EXERCISE:
In the material below, list every line carrying the string "JSON".

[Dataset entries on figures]
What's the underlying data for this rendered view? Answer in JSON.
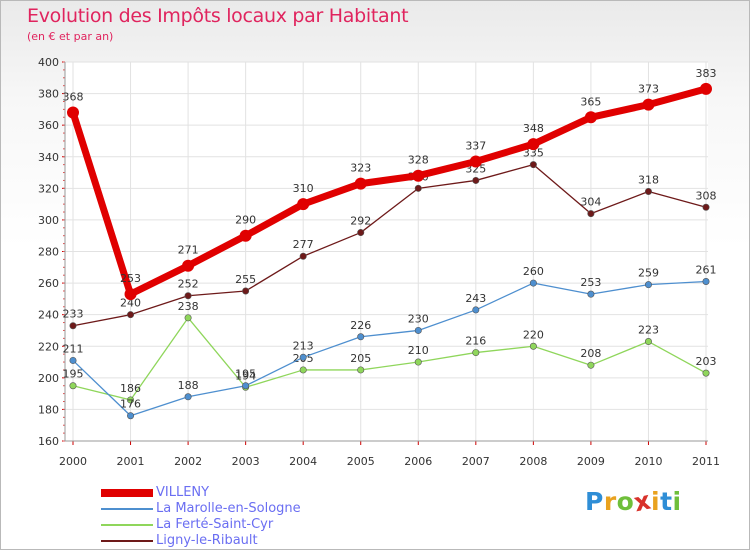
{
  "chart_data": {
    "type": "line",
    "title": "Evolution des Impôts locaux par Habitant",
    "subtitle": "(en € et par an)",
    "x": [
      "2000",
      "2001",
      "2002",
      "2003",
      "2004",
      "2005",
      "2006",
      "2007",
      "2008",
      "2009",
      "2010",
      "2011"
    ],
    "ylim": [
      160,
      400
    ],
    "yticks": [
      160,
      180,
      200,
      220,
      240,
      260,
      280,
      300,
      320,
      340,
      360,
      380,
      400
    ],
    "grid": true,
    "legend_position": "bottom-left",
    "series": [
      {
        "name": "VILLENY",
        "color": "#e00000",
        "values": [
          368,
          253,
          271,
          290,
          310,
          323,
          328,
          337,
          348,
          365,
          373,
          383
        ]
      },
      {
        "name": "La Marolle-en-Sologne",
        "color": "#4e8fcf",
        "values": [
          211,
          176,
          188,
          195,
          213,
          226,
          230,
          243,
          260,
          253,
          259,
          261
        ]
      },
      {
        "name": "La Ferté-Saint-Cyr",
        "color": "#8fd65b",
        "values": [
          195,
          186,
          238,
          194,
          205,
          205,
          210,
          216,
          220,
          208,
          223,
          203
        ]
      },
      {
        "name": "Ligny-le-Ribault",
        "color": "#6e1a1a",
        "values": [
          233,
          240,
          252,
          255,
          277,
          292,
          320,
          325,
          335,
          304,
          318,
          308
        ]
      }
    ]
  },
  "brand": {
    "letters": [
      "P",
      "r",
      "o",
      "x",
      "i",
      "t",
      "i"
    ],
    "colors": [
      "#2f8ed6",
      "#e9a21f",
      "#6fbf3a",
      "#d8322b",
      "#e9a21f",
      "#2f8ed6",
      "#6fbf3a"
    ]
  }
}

---

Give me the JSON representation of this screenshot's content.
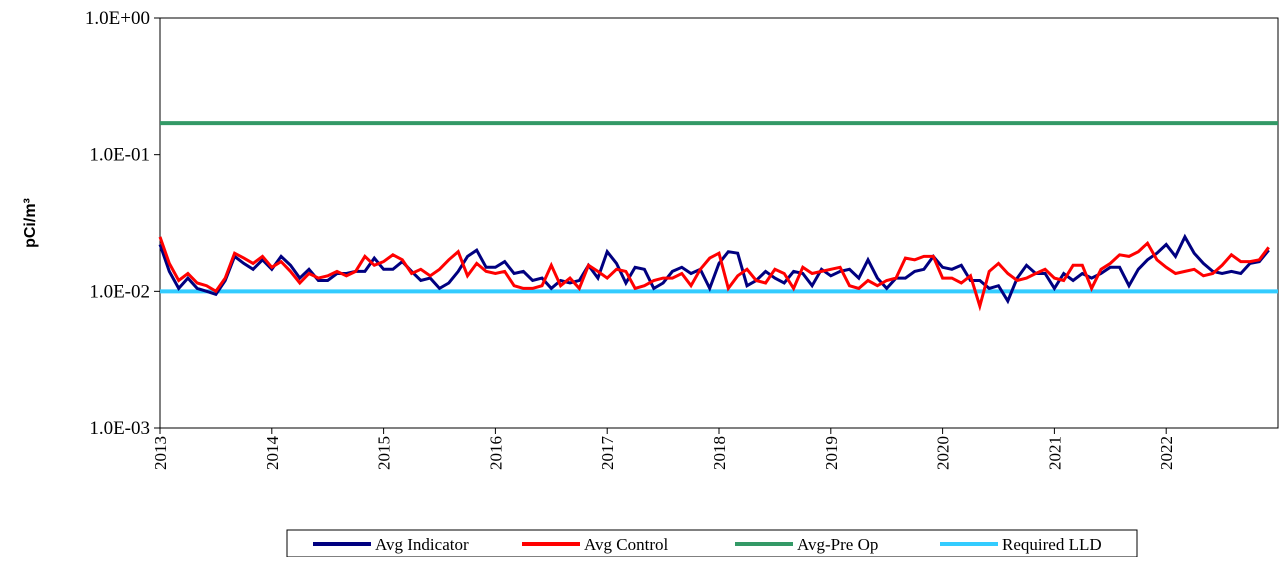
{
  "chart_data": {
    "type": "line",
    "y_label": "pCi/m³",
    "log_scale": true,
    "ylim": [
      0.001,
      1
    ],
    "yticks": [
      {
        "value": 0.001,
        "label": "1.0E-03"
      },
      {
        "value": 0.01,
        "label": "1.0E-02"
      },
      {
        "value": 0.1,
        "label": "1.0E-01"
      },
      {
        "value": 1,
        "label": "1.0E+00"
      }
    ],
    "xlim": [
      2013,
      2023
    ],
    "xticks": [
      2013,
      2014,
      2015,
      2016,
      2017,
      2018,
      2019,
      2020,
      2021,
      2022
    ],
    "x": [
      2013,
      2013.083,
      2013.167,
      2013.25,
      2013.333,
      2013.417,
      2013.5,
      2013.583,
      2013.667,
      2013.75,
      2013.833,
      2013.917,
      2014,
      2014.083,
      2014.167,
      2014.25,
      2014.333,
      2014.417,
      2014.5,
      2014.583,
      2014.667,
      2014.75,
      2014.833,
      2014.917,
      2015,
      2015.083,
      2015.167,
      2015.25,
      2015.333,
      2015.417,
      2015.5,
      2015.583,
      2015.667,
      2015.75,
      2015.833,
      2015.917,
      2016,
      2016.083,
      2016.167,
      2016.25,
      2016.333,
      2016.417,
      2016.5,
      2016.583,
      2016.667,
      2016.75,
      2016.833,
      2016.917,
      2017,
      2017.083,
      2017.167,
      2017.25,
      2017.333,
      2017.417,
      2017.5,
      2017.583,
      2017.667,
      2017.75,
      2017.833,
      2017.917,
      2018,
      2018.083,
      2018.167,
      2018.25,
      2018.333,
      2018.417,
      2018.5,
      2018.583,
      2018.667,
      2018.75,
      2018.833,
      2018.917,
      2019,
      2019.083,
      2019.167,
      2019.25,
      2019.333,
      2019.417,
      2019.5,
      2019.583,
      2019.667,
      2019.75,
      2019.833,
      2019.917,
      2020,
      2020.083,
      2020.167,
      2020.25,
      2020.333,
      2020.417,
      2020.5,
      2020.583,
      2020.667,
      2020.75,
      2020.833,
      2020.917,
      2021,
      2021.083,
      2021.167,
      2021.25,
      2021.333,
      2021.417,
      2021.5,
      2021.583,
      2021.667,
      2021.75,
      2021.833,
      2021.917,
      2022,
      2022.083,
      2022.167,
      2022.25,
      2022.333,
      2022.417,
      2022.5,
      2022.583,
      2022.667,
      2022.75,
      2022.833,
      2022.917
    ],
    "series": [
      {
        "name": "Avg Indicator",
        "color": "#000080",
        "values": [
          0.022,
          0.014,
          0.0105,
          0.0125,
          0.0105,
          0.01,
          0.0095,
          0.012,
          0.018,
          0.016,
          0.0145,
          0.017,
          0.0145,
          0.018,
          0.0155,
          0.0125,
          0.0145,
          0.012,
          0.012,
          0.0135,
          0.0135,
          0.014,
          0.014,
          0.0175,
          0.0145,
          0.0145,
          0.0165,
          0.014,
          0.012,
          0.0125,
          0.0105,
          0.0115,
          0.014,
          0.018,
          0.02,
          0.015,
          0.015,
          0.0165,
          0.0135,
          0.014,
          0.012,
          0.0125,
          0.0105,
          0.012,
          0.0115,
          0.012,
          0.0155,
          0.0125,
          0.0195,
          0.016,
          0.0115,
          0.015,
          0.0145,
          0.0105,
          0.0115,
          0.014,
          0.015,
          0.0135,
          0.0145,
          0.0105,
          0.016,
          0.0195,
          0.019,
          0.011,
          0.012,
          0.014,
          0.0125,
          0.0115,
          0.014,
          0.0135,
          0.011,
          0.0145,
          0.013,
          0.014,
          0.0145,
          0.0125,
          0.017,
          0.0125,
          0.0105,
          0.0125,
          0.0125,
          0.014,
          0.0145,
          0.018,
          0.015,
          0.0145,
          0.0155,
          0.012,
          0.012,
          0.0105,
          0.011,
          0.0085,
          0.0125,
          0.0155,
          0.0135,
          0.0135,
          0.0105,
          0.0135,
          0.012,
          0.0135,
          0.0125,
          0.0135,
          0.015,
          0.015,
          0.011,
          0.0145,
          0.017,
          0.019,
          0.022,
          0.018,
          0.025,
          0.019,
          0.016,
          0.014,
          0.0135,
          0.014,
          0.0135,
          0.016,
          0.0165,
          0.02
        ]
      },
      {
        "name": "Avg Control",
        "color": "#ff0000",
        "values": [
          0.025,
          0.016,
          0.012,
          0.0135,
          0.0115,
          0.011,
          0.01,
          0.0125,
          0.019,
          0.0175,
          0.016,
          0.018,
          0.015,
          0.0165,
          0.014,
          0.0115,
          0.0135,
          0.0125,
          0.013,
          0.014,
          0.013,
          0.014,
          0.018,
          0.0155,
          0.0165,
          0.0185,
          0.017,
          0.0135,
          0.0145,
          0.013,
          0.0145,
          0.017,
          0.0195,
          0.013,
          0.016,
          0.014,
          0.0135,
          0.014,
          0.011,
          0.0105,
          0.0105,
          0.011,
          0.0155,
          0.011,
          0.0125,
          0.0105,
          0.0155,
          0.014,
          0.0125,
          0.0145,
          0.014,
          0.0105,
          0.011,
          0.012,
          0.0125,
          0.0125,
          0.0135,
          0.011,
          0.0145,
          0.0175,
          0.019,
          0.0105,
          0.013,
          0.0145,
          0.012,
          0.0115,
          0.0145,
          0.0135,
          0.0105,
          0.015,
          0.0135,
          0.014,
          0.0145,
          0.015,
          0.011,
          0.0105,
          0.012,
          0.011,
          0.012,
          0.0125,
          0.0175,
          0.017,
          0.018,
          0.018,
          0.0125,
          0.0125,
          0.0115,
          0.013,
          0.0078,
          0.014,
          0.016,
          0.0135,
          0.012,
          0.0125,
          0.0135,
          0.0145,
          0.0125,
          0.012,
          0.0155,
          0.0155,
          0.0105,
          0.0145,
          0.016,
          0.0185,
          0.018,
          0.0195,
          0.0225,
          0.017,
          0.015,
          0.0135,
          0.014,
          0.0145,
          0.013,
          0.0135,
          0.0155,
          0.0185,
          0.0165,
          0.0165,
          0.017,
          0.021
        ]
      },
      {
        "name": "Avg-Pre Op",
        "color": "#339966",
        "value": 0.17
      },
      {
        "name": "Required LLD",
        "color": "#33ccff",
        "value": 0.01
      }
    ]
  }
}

RESULT:
What's the underlying data for this rendered view? Answer in JSON.
Give me the JSON representation of this screenshot's content.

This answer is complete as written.